■ INSTRUCTIONS TO FOLLOW
Provide only the number of lines in the data below that contain the string "name".

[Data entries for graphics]
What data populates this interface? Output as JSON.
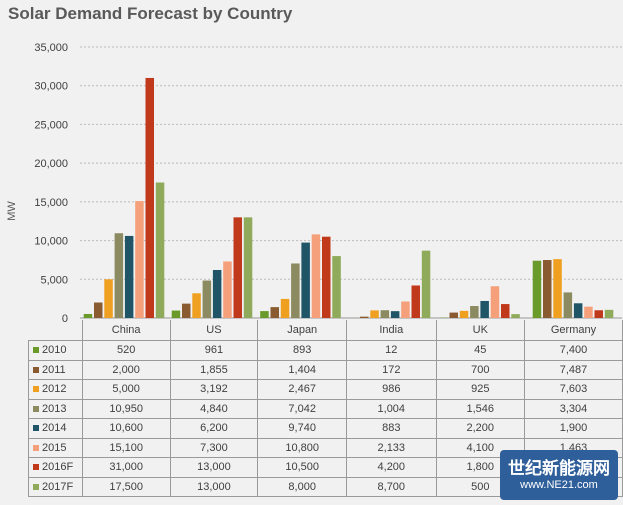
{
  "chart_data": {
    "type": "bar",
    "title": "Solar Demand Forecast by Country",
    "xlabel": "",
    "ylabel": "MW",
    "ylim": [
      0,
      35000
    ],
    "yticks": [
      "0",
      "5,000",
      "10,000",
      "15,000",
      "20,000",
      "25,000",
      "30,000",
      "35,000"
    ],
    "grid": true,
    "legend": "table-below",
    "categories": [
      "China",
      "US",
      "Japan",
      "India",
      "UK",
      "Germany"
    ],
    "series": [
      {
        "name": "2010",
        "color": "#6a9a2a",
        "values": [
          520,
          961,
          893,
          12,
          45,
          7400
        ],
        "labels": [
          "520",
          "961",
          "893",
          "12",
          "45",
          "7,400"
        ]
      },
      {
        "name": "2011",
        "color": "#8a5a30",
        "values": [
          2000,
          1855,
          1404,
          172,
          700,
          7487
        ],
        "labels": [
          "2,000",
          "1,855",
          "1,404",
          "172",
          "700",
          "7,487"
        ]
      },
      {
        "name": "2012",
        "color": "#f0a020",
        "values": [
          5000,
          3192,
          2467,
          986,
          925,
          7603
        ],
        "labels": [
          "5,000",
          "3,192",
          "2,467",
          "986",
          "925",
          "7,603"
        ]
      },
      {
        "name": "2013",
        "color": "#8c8a60",
        "values": [
          10950,
          4840,
          7042,
          1004,
          1546,
          3304
        ],
        "labels": [
          "10,950",
          "4,840",
          "7,042",
          "1,004",
          "1,546",
          "3,304"
        ]
      },
      {
        "name": "2014",
        "color": "#1f5566",
        "values": [
          10600,
          6200,
          9740,
          883,
          2200,
          1900
        ],
        "labels": [
          "10,600",
          "6,200",
          "9,740",
          "883",
          "2,200",
          "1,900"
        ]
      },
      {
        "name": "2015",
        "color": "#f5a07a",
        "values": [
          15100,
          7300,
          10800,
          2133,
          4100,
          1463
        ],
        "labels": [
          "15,100",
          "7,300",
          "10,800",
          "2,133",
          "4,100",
          "1,463"
        ]
      },
      {
        "name": "2016F",
        "color": "#c0391b",
        "values": [
          31000,
          13000,
          10500,
          4200,
          1800,
          1000
        ],
        "labels": [
          "31,000",
          "13,000",
          "10,500",
          "4,200",
          "1,800",
          ""
        ]
      },
      {
        "name": "2017F",
        "color": "#8faa5a",
        "values": [
          17500,
          13000,
          8000,
          8700,
          500,
          1050
        ],
        "labels": [
          "17,500",
          "13,000",
          "8,000",
          "8,700",
          "500",
          ""
        ]
      }
    ]
  },
  "watermark": {
    "line1": "世纪新能源网",
    "line2": "www.NE21.com"
  }
}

■ RESULT
8